┏━━
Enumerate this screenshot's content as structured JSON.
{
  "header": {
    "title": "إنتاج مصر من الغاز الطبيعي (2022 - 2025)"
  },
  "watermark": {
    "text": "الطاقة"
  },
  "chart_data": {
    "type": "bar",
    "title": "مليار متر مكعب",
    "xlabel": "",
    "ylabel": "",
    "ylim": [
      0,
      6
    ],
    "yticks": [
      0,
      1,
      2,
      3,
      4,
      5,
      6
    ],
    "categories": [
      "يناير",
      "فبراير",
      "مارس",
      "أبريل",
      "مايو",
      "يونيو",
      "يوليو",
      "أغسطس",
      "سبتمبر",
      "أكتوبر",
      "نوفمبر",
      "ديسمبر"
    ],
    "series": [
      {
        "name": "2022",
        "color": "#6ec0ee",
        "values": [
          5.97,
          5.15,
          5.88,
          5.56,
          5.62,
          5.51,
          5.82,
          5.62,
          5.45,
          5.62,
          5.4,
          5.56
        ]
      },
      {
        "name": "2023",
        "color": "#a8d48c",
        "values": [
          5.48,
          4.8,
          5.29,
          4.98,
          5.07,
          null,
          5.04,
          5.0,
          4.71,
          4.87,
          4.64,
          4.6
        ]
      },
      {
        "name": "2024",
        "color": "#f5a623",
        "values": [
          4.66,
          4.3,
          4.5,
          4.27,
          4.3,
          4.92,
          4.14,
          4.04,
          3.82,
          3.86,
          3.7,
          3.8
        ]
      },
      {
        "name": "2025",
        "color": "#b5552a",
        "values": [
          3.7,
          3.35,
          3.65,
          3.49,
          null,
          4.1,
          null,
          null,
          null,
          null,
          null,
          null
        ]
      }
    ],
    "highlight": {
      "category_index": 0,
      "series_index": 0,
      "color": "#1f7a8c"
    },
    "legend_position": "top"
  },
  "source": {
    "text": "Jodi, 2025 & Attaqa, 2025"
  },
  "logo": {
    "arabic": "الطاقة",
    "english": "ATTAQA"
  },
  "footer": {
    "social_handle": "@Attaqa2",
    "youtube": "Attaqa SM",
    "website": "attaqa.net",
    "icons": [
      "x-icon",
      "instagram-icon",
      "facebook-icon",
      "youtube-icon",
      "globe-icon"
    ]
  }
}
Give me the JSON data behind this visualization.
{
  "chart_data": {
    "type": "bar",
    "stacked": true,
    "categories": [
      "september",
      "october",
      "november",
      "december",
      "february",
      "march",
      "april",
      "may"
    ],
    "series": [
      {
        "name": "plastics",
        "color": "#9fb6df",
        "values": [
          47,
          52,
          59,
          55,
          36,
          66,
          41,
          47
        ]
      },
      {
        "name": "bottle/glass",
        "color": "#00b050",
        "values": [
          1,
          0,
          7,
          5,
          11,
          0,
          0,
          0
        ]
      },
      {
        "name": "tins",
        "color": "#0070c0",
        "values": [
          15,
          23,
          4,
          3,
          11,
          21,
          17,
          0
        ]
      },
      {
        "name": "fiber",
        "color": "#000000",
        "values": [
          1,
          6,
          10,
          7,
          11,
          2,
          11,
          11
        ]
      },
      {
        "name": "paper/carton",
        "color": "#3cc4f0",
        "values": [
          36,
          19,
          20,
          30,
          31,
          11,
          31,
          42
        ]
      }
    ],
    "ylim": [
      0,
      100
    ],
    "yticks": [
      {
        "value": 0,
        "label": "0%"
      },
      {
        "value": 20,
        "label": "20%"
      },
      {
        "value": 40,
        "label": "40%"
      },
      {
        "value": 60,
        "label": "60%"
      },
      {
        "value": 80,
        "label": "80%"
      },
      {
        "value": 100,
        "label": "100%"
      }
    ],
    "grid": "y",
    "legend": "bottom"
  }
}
┗━━
PROBLEM DETAILS:
All of the entries must be written out exactly as they stand.

WORKED ANSWER:
Enumerate this screenshot's content as structured JSON.
{
  "header": {
    "title": "إنتاج مصر من الغاز الطبيعي (2022 - 2025)"
  },
  "watermark": {
    "text": "الطاقة"
  },
  "chart_data": {
    "type": "bar",
    "title": "مليار متر مكعب",
    "xlabel": "",
    "ylabel": "",
    "ylim": [
      0,
      6
    ],
    "yticks": [
      0,
      1,
      2,
      3,
      4,
      5,
      6
    ],
    "categories": [
      "يناير",
      "فبراير",
      "مارس",
      "أبريل",
      "مايو",
      "يونيو",
      "يوليو",
      "أغسطس",
      "سبتمبر",
      "أكتوبر",
      "نوفمبر",
      "ديسمبر"
    ],
    "series": [
      {
        "name": "2022",
        "color": "#6ec0ee",
        "values": [
          5.97,
          5.15,
          5.88,
          5.56,
          5.62,
          5.51,
          5.82,
          5.62,
          5.45,
          5.62,
          5.4,
          5.56
        ]
      },
      {
        "name": "2023",
        "color": "#a8d48c",
        "values": [
          5.48,
          4.8,
          5.29,
          4.98,
          5.07,
          null,
          5.04,
          5.0,
          4.71,
          4.87,
          4.64,
          4.6
        ]
      },
      {
        "name": "2024",
        "color": "#f5a623",
        "values": [
          4.66,
          4.3,
          4.5,
          4.27,
          4.3,
          4.92,
          4.14,
          4.04,
          3.82,
          3.86,
          3.7,
          3.8
        ]
      },
      {
        "name": "2025",
        "color": "#b5552a",
        "values": [
          3.7,
          3.35,
          3.65,
          3.49,
          null,
          4.1,
          null,
          null,
          null,
          null,
          null,
          null
        ]
      }
    ],
    "highlight": {
      "category_index": 0,
      "series_index": 0,
      "color": "#1f7a8c"
    },
    "legend_position": "top"
  },
  "source": {
    "text": "Jodi, 2025 & Attaqa, 2025"
  },
  "logo": {
    "arabic": "الطاقة",
    "english": "ATTAQA"
  },
  "footer": {
    "social_handle": "@Attaqa2",
    "youtube": "Attaqa SM",
    "website": "attaqa.net",
    "icons": [
      "x-icon",
      "instagram-icon",
      "facebook-icon",
      "youtube-icon",
      "globe-icon"
    ]
  }
}
Give me the JSON data behind this visualization.
{
  "chart_data": {
    "type": "bar",
    "stacked": true,
    "categories": [
      "september",
      "october",
      "november",
      "december",
      "february",
      "march",
      "april",
      "may"
    ],
    "series": [
      {
        "name": "plastics",
        "color": "#9fb6df",
        "values": [
          47,
          52,
          59,
          55,
          36,
          66,
          41,
          47
        ]
      },
      {
        "name": "bottle/glass",
        "color": "#00b050",
        "values": [
          1,
          0,
          7,
          5,
          11,
          0,
          0,
          0
        ]
      },
      {
        "name": "tins",
        "color": "#0070c0",
        "values": [
          15,
          23,
          4,
          3,
          11,
          21,
          17,
          0
        ]
      },
      {
        "name": "fiber",
        "color": "#000000",
        "values": [
          1,
          6,
          10,
          7,
          11,
          2,
          11,
          11
        ]
      },
      {
        "name": "paper/carton",
        "color": "#3cc4f0",
        "values": [
          36,
          19,
          20,
          30,
          31,
          11,
          31,
          42
        ]
      }
    ],
    "ylim": [
      0,
      100
    ],
    "yticks": [
      {
        "value": 0,
        "label": "0%"
      },
      {
        "value": 20,
        "label": "20%"
      },
      {
        "value": 40,
        "label": "40%"
      },
      {
        "value": 60,
        "label": "60%"
      },
      {
        "value": 80,
        "label": "80%"
      },
      {
        "value": 100,
        "label": "100%"
      }
    ],
    "grid": "y",
    "legend": "bottom"
  }
}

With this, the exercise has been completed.